--- Available records Enclosed Below ---

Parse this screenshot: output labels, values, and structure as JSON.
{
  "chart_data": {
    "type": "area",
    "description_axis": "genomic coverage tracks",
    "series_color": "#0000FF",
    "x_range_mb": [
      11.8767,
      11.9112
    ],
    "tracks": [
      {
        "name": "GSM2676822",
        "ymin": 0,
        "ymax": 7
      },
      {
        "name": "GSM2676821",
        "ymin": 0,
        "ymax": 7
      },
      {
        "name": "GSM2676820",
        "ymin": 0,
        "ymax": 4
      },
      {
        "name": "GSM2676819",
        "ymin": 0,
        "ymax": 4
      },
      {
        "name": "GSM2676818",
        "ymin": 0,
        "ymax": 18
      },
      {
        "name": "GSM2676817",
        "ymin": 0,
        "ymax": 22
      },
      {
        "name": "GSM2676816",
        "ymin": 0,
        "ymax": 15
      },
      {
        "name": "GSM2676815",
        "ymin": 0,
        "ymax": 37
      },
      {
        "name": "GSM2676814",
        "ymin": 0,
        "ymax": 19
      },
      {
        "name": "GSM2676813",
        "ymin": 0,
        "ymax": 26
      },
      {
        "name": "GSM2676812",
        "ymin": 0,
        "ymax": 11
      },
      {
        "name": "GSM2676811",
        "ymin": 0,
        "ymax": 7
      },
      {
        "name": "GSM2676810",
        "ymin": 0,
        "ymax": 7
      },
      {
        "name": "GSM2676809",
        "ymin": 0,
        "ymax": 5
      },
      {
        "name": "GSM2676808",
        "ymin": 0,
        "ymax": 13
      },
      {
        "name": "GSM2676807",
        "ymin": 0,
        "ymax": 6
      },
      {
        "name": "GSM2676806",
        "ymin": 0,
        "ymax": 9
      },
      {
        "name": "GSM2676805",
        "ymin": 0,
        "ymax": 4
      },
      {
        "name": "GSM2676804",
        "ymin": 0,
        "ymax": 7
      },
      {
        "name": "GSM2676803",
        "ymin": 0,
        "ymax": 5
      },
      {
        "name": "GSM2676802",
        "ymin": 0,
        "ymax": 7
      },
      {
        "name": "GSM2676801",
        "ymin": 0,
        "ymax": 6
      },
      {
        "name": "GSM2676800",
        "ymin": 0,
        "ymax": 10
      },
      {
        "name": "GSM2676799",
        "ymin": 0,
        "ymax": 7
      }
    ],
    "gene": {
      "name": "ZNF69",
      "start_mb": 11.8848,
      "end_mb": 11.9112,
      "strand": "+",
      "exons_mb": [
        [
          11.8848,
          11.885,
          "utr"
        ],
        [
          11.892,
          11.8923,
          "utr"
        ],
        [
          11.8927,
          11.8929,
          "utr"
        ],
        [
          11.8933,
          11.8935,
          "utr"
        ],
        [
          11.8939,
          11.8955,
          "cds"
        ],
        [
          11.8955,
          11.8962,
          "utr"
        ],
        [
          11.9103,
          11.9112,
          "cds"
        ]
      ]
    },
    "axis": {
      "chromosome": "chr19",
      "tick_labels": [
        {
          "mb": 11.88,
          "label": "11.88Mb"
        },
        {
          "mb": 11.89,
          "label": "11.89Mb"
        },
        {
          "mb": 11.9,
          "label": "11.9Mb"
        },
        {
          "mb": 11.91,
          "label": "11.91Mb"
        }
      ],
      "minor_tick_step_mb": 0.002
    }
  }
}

--- End of Enclosed Available records ---

• _Task_:
Give the data again, unchanged in every line.

• _Written answer_:
Parse this screenshot: output labels, values, and structure as JSON.
{
  "chart_data": {
    "type": "area",
    "description_axis": "genomic coverage tracks",
    "series_color": "#0000FF",
    "x_range_mb": [
      11.8767,
      11.9112
    ],
    "tracks": [
      {
        "name": "GSM2676822",
        "ymin": 0,
        "ymax": 7
      },
      {
        "name": "GSM2676821",
        "ymin": 0,
        "ymax": 7
      },
      {
        "name": "GSM2676820",
        "ymin": 0,
        "ymax": 4
      },
      {
        "name": "GSM2676819",
        "ymin": 0,
        "ymax": 4
      },
      {
        "name": "GSM2676818",
        "ymin": 0,
        "ymax": 18
      },
      {
        "name": "GSM2676817",
        "ymin": 0,
        "ymax": 22
      },
      {
        "name": "GSM2676816",
        "ymin": 0,
        "ymax": 15
      },
      {
        "name": "GSM2676815",
        "ymin": 0,
        "ymax": 37
      },
      {
        "name": "GSM2676814",
        "ymin": 0,
        "ymax": 19
      },
      {
        "name": "GSM2676813",
        "ymin": 0,
        "ymax": 26
      },
      {
        "name": "GSM2676812",
        "ymin": 0,
        "ymax": 11
      },
      {
        "name": "GSM2676811",
        "ymin": 0,
        "ymax": 7
      },
      {
        "name": "GSM2676810",
        "ymin": 0,
        "ymax": 7
      },
      {
        "name": "GSM2676809",
        "ymin": 0,
        "ymax": 5
      },
      {
        "name": "GSM2676808",
        "ymin": 0,
        "ymax": 13
      },
      {
        "name": "GSM2676807",
        "ymin": 0,
        "ymax": 6
      },
      {
        "name": "GSM2676806",
        "ymin": 0,
        "ymax": 9
      },
      {
        "name": "GSM2676805",
        "ymin": 0,
        "ymax": 4
      },
      {
        "name": "GSM2676804",
        "ymin": 0,
        "ymax": 7
      },
      {
        "name": "GSM2676803",
        "ymin": 0,
        "ymax": 5
      },
      {
        "name": "GSM2676802",
        "ymin": 0,
        "ymax": 7
      },
      {
        "name": "GSM2676801",
        "ymin": 0,
        "ymax": 6
      },
      {
        "name": "GSM2676800",
        "ymin": 0,
        "ymax": 10
      },
      {
        "name": "GSM2676799",
        "ymin": 0,
        "ymax": 7
      }
    ],
    "gene": {
      "name": "ZNF69",
      "start_mb": 11.8848,
      "end_mb": 11.9112,
      "strand": "+",
      "exons_mb": [
        [
          11.8848,
          11.885,
          "utr"
        ],
        [
          11.892,
          11.8923,
          "utr"
        ],
        [
          11.8927,
          11.8929,
          "utr"
        ],
        [
          11.8933,
          11.8935,
          "utr"
        ],
        [
          11.8939,
          11.8955,
          "cds"
        ],
        [
          11.8955,
          11.8962,
          "utr"
        ],
        [
          11.9103,
          11.9112,
          "cds"
        ]
      ]
    },
    "axis": {
      "chromosome": "chr19",
      "tick_labels": [
        {
          "mb": 11.88,
          "label": "11.88Mb"
        },
        {
          "mb": 11.89,
          "label": "11.89Mb"
        },
        {
          "mb": 11.9,
          "label": "11.9Mb"
        },
        {
          "mb": 11.91,
          "label": "11.91Mb"
        }
      ],
      "minor_tick_step_mb": 0.002
    }
  }
}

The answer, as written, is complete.